**What to work on**
Copy each line of the material below that includes the string "有一个角是直角的平行四边形是矩形".

**Material shown**

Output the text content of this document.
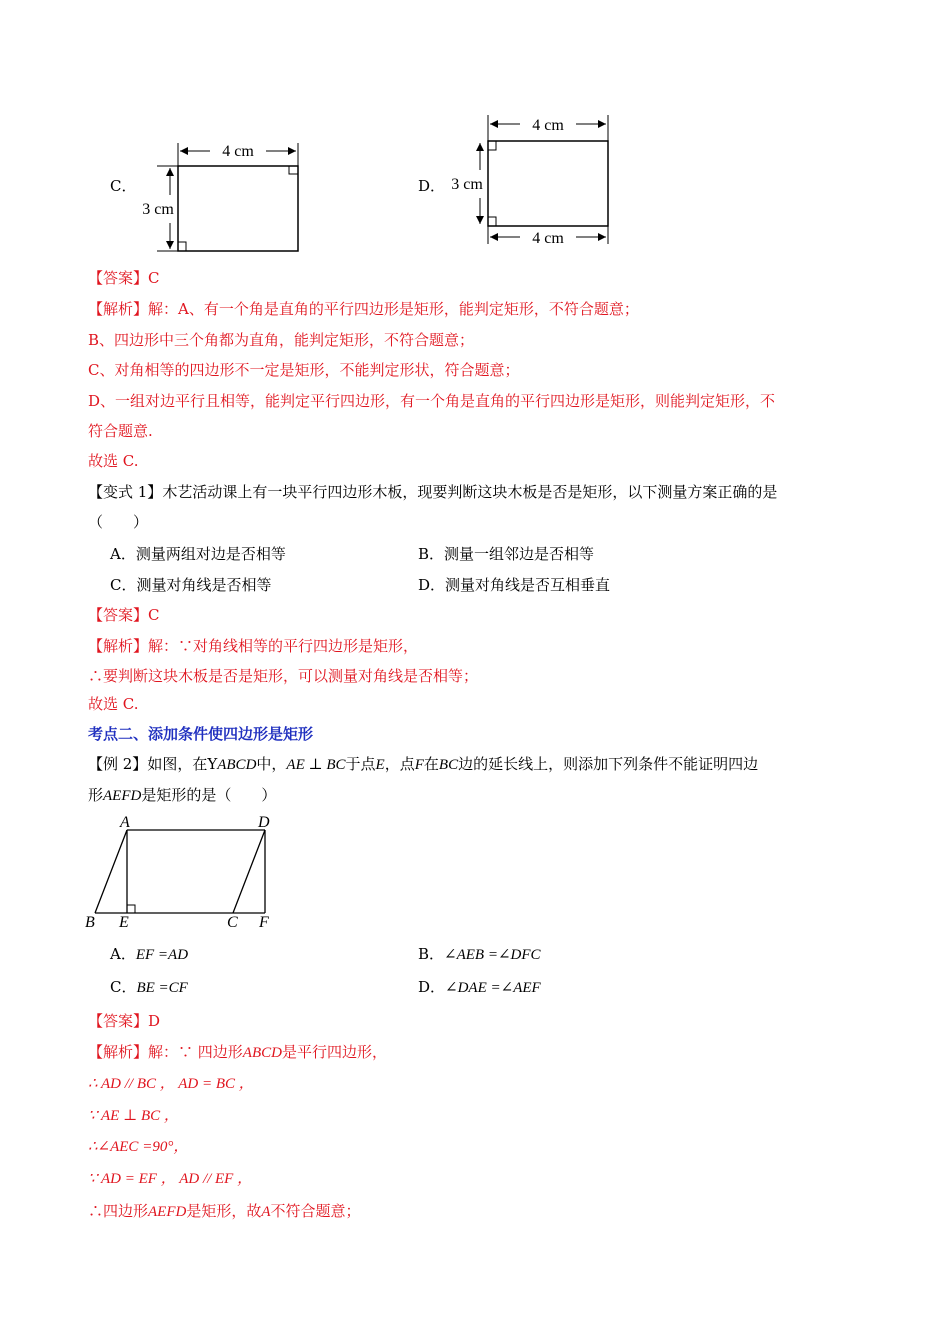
C．
4 cm
3 cm
D．
4 cm
4 cm
3 cm
【答案】C
【解析】解：A、有一个角是直角的平行四边形是矩形，能判定矩形，不符合题意；
B、四边形中三个角都为直角，能判定矩形，不符合题意；
C、对角相等的四边形不一定是矩形，不能判定形状，符合题意；
D、一组对边平行且相等，能判定平行四边形，有一个角是直角的平行四边形是矩形，则能判定矩形，不
符合题意.
故选 C.
【变式 1】木艺活动课上有一块平行四边形木板，现要判断这块木板是否是矩形，以下测量方案正确的是
（　　）
A．测量两组对边是否相等	B．测量一组邻边是否相等
C．测量对角线是否相等	D．测量对角线是否互相垂直
【答案】C
【解析】解：∵对角线相等的平行四边形是矩形，
∴要判断这块木板是否是矩形，可以测量对角线是否相等；
故选 C.
考点二、添加条件使四边形是矩形
【例 2】如图，在YABCD中，AE ⊥ BC于点E，点F在BC边的延长线上，则添加下列条件不能证明四边
形AEFD是矩形的是（　　）
A	D
B E	C F
A．EF =AD	B．∠AEB =∠DFC
C．BE =CF	D．∠DAE =∠AEF
【答案】D
【解析】解：∵ 四边形ABCD是平行四边形，
∴ AD // BC ， AD = BC ，
∵ AE ⊥ BC ，
∴∠AEC =90°，
∵ AD = EF ， AD // EF ，
∴四边形AEFD是矩形，故A不符合题意；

**Expected answer**
【解析】解：A、有一个角是直角的平行四边形是矩形，能判定矩形，不符合题意；
D、一组对边平行且相等，能判定平行四边形，有一个角是直角的平行四边形是矩形，则能判定矩形，不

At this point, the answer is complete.